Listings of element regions
▬▬▬▬▬▬
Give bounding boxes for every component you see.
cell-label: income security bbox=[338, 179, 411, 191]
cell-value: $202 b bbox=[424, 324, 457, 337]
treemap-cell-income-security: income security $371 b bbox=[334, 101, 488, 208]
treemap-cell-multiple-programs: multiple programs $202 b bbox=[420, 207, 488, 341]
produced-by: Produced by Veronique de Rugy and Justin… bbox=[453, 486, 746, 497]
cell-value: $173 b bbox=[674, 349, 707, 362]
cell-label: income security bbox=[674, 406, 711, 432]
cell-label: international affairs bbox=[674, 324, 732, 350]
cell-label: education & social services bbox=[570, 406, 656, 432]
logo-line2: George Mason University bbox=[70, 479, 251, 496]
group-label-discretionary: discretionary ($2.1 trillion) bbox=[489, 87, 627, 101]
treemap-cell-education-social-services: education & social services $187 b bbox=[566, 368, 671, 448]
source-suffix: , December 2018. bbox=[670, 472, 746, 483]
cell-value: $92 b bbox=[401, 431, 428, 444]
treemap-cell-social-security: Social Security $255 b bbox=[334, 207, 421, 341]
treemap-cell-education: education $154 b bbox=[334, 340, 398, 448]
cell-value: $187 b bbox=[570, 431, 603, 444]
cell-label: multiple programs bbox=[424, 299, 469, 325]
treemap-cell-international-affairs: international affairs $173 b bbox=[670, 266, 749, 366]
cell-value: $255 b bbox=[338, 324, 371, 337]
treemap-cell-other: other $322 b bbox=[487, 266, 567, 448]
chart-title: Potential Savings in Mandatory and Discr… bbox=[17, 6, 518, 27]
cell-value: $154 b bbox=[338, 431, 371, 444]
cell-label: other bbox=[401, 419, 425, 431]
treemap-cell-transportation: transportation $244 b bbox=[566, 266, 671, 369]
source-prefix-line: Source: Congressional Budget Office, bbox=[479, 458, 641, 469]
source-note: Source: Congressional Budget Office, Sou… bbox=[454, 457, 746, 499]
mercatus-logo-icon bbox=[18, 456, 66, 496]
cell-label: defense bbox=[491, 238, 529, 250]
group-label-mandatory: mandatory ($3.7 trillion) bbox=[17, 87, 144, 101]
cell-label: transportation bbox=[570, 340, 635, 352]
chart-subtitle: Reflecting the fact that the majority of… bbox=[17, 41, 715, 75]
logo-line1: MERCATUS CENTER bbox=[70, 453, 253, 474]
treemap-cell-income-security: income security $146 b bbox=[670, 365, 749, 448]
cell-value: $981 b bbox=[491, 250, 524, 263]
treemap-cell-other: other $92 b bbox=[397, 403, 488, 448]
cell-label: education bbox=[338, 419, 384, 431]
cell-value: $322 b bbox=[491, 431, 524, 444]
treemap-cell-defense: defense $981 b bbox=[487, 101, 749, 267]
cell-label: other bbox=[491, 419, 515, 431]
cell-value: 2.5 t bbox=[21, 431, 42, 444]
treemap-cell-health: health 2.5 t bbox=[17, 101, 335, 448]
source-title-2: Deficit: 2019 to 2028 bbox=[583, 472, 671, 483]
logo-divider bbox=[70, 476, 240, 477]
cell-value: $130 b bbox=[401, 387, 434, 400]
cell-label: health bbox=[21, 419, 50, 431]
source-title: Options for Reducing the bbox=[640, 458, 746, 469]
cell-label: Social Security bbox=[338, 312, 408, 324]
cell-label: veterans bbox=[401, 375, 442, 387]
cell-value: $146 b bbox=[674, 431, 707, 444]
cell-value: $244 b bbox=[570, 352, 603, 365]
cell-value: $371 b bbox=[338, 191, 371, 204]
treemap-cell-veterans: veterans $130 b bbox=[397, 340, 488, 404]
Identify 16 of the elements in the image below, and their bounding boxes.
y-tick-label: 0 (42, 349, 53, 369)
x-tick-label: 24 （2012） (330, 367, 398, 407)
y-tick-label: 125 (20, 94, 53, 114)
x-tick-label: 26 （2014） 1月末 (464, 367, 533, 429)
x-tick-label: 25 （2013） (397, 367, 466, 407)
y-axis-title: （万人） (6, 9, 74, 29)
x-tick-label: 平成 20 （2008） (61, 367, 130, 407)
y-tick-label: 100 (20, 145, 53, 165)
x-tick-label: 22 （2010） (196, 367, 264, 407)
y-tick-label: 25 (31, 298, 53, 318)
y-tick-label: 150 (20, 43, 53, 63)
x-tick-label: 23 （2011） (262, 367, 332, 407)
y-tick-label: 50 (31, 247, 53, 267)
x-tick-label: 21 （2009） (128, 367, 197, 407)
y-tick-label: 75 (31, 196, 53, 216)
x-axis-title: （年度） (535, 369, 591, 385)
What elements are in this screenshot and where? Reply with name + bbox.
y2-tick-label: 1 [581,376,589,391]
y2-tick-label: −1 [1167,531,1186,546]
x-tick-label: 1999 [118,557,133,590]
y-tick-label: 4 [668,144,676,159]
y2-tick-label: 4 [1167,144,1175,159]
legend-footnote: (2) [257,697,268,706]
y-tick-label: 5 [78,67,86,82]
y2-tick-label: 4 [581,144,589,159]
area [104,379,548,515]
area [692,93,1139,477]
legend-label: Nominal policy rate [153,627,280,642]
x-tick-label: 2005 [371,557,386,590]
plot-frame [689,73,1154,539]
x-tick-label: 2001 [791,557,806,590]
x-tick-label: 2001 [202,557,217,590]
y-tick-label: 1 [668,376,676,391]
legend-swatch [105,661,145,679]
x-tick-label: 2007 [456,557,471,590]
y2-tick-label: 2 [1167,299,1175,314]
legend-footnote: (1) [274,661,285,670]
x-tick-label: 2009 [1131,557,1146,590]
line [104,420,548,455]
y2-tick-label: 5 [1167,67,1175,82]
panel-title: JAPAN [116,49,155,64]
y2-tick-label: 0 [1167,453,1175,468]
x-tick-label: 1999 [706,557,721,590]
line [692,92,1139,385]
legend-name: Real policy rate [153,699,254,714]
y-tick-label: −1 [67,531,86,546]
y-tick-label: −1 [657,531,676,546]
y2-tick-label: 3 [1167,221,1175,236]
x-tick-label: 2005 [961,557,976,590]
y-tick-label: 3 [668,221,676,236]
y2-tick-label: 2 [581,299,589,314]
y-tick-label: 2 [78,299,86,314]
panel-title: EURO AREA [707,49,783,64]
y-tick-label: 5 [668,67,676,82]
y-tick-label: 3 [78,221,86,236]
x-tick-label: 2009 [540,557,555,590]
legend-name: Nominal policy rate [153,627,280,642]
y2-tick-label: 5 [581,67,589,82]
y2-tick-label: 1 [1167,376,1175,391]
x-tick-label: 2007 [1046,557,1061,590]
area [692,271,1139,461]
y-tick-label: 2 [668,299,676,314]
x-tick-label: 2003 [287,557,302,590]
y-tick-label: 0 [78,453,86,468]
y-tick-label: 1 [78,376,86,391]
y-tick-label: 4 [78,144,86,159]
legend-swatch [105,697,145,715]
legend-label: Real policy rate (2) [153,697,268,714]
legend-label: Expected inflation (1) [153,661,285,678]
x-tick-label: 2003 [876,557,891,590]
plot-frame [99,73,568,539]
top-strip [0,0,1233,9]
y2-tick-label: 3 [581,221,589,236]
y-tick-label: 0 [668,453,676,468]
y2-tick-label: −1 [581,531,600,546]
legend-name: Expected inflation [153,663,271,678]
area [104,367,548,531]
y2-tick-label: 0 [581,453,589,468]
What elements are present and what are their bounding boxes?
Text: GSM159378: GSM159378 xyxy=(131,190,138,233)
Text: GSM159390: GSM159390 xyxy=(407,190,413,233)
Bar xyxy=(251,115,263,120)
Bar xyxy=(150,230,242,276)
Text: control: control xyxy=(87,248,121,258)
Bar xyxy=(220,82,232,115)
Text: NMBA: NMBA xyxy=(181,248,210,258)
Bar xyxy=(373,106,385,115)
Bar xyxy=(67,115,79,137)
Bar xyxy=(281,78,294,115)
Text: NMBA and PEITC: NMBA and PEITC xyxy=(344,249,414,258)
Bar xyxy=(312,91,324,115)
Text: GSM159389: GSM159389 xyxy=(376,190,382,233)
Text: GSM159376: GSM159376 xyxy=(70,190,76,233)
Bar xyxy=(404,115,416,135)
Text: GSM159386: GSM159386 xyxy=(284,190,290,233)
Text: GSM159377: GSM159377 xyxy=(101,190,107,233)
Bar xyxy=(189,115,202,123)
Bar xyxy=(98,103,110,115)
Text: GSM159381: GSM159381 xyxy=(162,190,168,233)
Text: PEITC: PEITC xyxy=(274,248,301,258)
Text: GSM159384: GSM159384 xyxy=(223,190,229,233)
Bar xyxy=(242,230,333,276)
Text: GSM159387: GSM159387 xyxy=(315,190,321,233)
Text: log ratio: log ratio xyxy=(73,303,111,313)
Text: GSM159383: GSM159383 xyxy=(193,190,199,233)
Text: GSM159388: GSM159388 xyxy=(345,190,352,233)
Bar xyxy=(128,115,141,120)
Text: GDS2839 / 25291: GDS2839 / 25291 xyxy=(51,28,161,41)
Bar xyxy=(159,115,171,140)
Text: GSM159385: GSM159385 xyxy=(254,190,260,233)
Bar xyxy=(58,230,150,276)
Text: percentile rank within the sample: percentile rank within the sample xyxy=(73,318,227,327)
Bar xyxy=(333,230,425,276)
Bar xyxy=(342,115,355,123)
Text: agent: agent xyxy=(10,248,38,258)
▬▬▬▬▬▬
- _Brief_: Find every line in the records that contains the string "education", and copy each of those lines in full.

- _Answer to this problem_:
cell-label: education & social services bbox=[570, 406, 656, 432]
treemap-cell-education-social-services: education & social services $187 b bbox=[566, 368, 671, 448]
treemap-cell-education: education $154 b bbox=[334, 340, 398, 448]
cell-label: education bbox=[338, 419, 384, 431]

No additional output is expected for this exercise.